══ Material provided

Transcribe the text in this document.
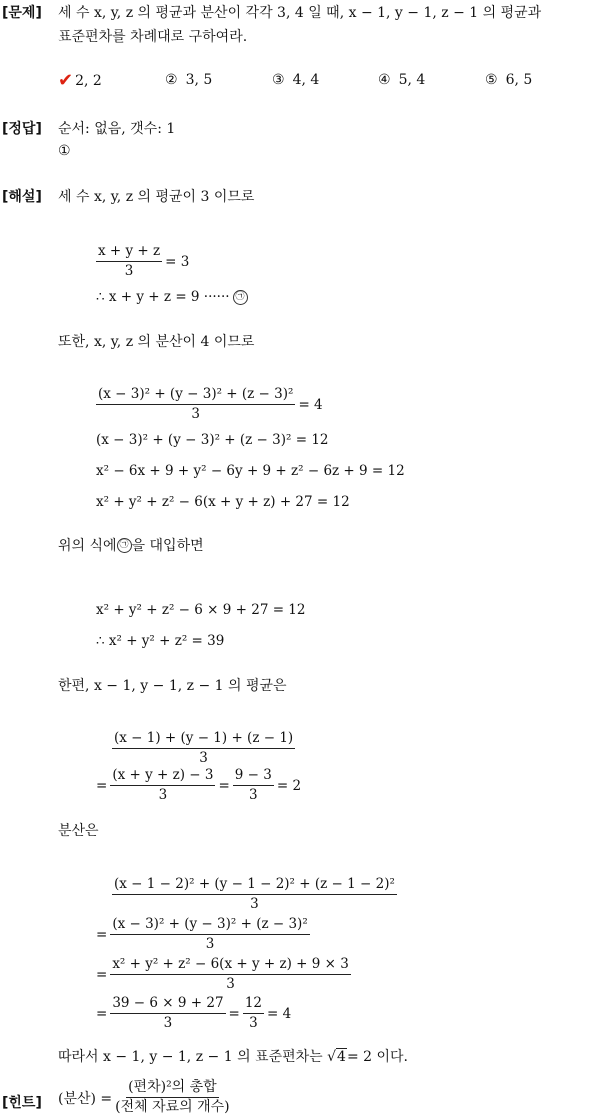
[문제] 세 수 x, y, z 의 평균과 분산이 각각 3, 4 일 때, x − 1, y − 1, z − 1 의 평균과
표준편차를 차례대로 구하여라.
✔ 2, 2	② 3, 5	③ 4, 4	④ 5, 4	⑤ 6, 5
[정답] 순서: 없음, 갯수: 1
①
[해설] 세 수 x, y, z 의 평균이 3 이므로
$\frac{x + y + z}{3} = 3$
∴ x + y + z = 9 ······ ㉠
또한, x, y, z 의 분산이 4 이므로
$\frac{\text{(x − 3)² + (y − 3)² + (z − 3)²}}{3} = 4$
(x − 3)² + (y − 3)² + (z − 3)² = 12
x² − 6x + 9 + y² − 6y + 9 + z² − 6z + 9 = 12
x² + y² + z² − 6(x + y + z) + 27 = 12
위의 식에 ㉠ 을 대입하면
x² + y² + z² − 6 × 9 + 27 = 12
∴ x² + y² + z² = 39
한편, x − 1, y − 1, z − 1 의 평균은
$\frac{(x - 1) + (y - 1) + (z - 1)}{3}$
= $\frac{(x + y + z) - 3}{3} = \frac{9 - 3}{3} = 2$
분산은
$\frac{\text{(x − 1 − 2)² + (y − 1 − 2)² + (z − 1 − 2)²}}{3}$
= $\frac{\text{(x − 3)² + (y − 3)² + (z − 3)²}}{3}$
= $\frac{\text{x² + y² + z² − 6(x + y + z) + 9 × 3}}{3}$
= $\frac{39 - 6 \times 9 + 27}{3} = \frac{12}{3} = 4$
따라서 x − 1, y − 1, z − 1 의 표준편차는 √ 4 = 2 이다.
[힌트] (분산) = $\frac{\text{(편차)²의 총합}}{\text{(전체 자료의 개수)}}$
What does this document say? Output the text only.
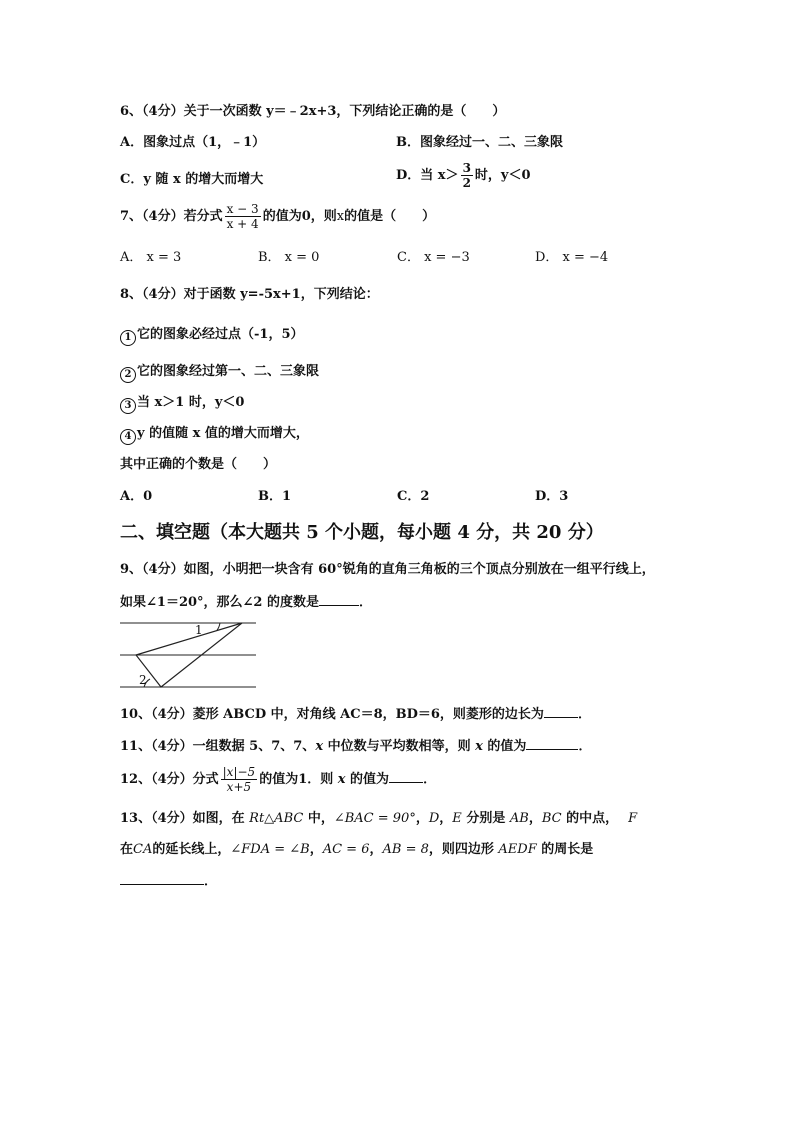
6、（4分）关于一次函数 y＝﹣2x+3，下列结论正确的是（　　）
A．图象过点（1，﹣1）	B．图象经过一、二、三象限
C．y 随 x 的增大而增大	D．当 $x> \frac{3}{2}$ 时，y＜0
7、（4分）若分式 $\frac{x - 3}{x + 4}$ 的值为0，则x的值是（　　）
A． x = 3	B． x = 0	C． x = −3	D． x = −4
8、（4分）对于函数 y=-5x+1，下列结论：
1 它的图象必经过点（-1，5）
2 它的图象经过第一、二、三象限
3 当 x＞1 时，y＜0
4 y 的值随 x 值的增大而增大，
其中正确的个数是（　　）
A．0	B．1	C．2	D．3
二、填空题（本大题共 5 个小题，每小题 4 分，共 20 分）
9、（4分）如图，小明把一块含有 60°锐角的直角三角板的三个顶点分别放在一组平行线上，
如果∠1＝20°，那么∠2 的度数是	．
1
2
10、（4分）菱形 ABCD 中，对角线 AC＝8，BD＝6，则菱形的边长为	．
11、（4分）一组数据 5、7、7、x 中位数与平均数相等，则 x 的值为	．
12、（4分）分式 $\frac{|x|-5}{x+5}$ 的值为1．则 x 的值为	．
13、（4分）如图，在 Rt△ABC 中，∠BAC = 90°，D，E 分别是 AB，BC 的中点， F
在CA的延长线上，∠FDA = ∠B，AC = 6，AB = 8，则四边形 AEDF 的周长是
．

════

> [Instructions for the task]: Print all of the records shown above exactly, leaving out each picture.

> [The completed task]:
Transcribe the text in this document.
[문제] 세 수 x, y, z 의 평균과 분산이 각각 3, 4 일 때, x − 1, y − 1, z − 1 의 평균과
표준편차를 차례대로 구하여라.
✔ 2, 2	② 3, 5	③ 4, 4	④ 5, 4	⑤ 6, 5
[정답] 순서: 없음, 갯수: 1
①
[해설] 세 수 x, y, z 의 평균이 3 이므로
$\frac{x + y + z}{3} = 3$
∴ x + y + z = 9 ······ ㉠
또한, x, y, z 의 분산이 4 이므로
$\frac{\text{(x − 3)² + (y − 3)² + (z − 3)²}}{3} = 4$
(x − 3)² + (y − 3)² + (z − 3)² = 12
x² − 6x + 9 + y² − 6y + 9 + z² − 6z + 9 = 12
x² + y² + z² − 6(x + y + z) + 27 = 12
위의 식에 ㉠ 을 대입하면
x² + y² + z² − 6 × 9 + 27 = 12
∴ x² + y² + z² = 39
한편, x − 1, y − 1, z − 1 의 평균은
$\frac{(x - 1) + (y - 1) + (z - 1)}{3}$
= $\frac{(x + y + z) - 3}{3} = \frac{9 - 3}{3} = 2$
분산은
$\frac{\text{(x − 1 − 2)² + (y − 1 − 2)² + (z − 1 − 2)²}}{3}$
= $\frac{\text{(x − 3)² + (y − 3)² + (z − 3)²}}{3}$
= $\frac{\text{x² + y² + z² − 6(x + y + z) + 9 × 3}}{3}$
= $\frac{39 - 6 \times 9 + 27}{3} = \frac{12}{3} = 4$
따라서 x − 1, y − 1, z − 1 의 표준편차는 √ 4 = 2 이다.
[힌트] (분산) = $\frac{\text{(편차)²의 총합}}{\text{(전체 자료의 개수)}}$
What does this document say? Output the text only.
6、（4分）关于一次函数 y＝﹣2x+3，下列结论正确的是（　　）
A．图象过点（1，﹣1）	B．图象经过一、二、三象限
C．y 随 x 的增大而增大	D．当 $x> \frac{3}{2}$ 时，y＜0
7、（4分）若分式 $\frac{x - 3}{x + 4}$ 的值为0，则x的值是（　　）
A． x = 3	B． x = 0	C． x = −3	D． x = −4
8、（4分）对于函数 y=-5x+1，下列结论：
1 它的图象必经过点（-1，5）
2 它的图象经过第一、二、三象限
3 当 x＞1 时，y＜0
4 y 的值随 x 值的增大而增大，
其中正确的个数是（　　）
A．0	B．1	C．2	D．3
二、填空题（本大题共 5 个小题，每小题 4 分，共 20 分）
9、（4分）如图，小明把一块含有 60°锐角的直角三角板的三个顶点分别放在一组平行线上，
如果∠1＝20°，那么∠2 的度数是	．
1
2
10、（4分）菱形 ABCD 中，对角线 AC＝8，BD＝6，则菱形的边长为	．
11、（4分）一组数据 5、7、7、x 中位数与平均数相等，则 x 的值为	．
12、（4分）分式 $\frac{|x|-5}{x+5}$ 的值为1．则 x 的值为	．
13、（4分）如图，在 Rt△ABC 中，∠BAC = 90°，D，E 分别是 AB，BC 的中点， F
在CA的延长线上，∠FDA = ∠B，AC = 6，AB = 8，则四边形 AEDF 的周长是
．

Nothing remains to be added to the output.